**** Raw data ****

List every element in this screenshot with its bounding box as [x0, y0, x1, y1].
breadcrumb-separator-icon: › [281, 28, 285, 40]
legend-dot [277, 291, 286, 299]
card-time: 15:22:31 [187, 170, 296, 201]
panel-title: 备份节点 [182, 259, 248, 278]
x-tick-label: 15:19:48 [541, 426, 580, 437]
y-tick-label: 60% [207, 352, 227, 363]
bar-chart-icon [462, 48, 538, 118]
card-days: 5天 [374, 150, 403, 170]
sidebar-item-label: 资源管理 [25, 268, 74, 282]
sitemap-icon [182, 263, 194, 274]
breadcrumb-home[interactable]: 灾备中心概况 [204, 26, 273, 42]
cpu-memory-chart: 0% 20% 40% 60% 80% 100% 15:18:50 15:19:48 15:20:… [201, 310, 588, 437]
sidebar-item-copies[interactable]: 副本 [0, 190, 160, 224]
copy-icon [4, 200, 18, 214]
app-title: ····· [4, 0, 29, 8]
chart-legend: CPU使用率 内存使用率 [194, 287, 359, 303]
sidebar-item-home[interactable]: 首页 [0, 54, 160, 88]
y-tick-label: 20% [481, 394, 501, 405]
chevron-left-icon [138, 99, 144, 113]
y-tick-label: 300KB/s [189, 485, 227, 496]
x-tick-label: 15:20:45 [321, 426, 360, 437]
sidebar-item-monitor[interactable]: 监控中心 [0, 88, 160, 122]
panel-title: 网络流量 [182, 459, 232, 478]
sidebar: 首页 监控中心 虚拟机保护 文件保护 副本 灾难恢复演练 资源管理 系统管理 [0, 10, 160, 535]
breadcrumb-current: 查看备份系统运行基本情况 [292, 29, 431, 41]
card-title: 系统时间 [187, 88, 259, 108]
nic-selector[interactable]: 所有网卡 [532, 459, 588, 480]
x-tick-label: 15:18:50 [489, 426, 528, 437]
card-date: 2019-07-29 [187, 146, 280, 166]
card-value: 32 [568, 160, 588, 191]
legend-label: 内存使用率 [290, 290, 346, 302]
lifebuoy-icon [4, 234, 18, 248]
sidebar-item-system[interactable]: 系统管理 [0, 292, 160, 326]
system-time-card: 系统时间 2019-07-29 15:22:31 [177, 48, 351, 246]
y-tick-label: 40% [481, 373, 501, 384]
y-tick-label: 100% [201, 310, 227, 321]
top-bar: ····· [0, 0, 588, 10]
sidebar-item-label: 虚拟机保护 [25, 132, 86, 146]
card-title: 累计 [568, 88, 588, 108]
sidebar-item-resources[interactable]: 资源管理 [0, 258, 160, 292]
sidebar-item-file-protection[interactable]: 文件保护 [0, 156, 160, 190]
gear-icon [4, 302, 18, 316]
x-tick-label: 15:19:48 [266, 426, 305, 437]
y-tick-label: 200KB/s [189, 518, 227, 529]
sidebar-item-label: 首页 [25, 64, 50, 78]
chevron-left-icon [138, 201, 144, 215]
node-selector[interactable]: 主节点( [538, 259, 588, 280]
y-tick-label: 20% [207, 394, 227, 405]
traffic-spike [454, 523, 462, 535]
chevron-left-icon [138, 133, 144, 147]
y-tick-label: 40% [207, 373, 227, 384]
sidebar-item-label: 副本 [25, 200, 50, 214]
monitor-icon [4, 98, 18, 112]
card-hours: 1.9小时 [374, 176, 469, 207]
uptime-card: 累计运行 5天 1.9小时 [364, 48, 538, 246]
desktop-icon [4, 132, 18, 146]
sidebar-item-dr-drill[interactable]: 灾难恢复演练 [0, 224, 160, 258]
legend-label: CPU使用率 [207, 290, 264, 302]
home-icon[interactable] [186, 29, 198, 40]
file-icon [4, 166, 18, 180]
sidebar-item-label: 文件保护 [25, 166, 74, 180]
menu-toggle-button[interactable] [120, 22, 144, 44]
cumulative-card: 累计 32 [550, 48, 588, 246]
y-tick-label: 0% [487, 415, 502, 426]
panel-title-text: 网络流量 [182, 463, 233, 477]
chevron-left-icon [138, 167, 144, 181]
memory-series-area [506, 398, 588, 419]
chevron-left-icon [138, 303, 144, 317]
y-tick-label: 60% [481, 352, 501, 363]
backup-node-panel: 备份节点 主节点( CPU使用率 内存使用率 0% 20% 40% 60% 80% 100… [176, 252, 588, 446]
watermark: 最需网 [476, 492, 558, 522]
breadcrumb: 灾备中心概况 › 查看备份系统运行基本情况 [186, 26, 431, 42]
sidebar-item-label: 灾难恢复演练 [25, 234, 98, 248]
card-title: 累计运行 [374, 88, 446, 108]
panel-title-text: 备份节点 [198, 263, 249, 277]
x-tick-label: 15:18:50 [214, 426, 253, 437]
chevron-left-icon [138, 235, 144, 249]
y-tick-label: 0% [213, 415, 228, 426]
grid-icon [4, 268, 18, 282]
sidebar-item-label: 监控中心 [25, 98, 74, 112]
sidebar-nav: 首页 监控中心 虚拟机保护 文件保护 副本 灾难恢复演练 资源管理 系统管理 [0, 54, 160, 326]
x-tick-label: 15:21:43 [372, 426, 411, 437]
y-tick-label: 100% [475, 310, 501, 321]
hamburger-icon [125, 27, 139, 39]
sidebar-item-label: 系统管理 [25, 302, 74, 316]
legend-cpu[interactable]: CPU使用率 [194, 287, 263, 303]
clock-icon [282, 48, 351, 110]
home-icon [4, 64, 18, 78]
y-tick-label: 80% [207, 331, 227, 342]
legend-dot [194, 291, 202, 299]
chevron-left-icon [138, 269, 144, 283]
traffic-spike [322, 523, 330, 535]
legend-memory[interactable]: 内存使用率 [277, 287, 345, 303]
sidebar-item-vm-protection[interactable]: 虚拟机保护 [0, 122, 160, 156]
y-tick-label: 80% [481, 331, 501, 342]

****

* _Problem to solve_: List each line of the records above that contains the string "monitor".

* _Answer to this task_:
sidebar-item-monitor[interactable]: 监控中心 [0, 88, 160, 122]
monitor-icon [4, 98, 18, 112]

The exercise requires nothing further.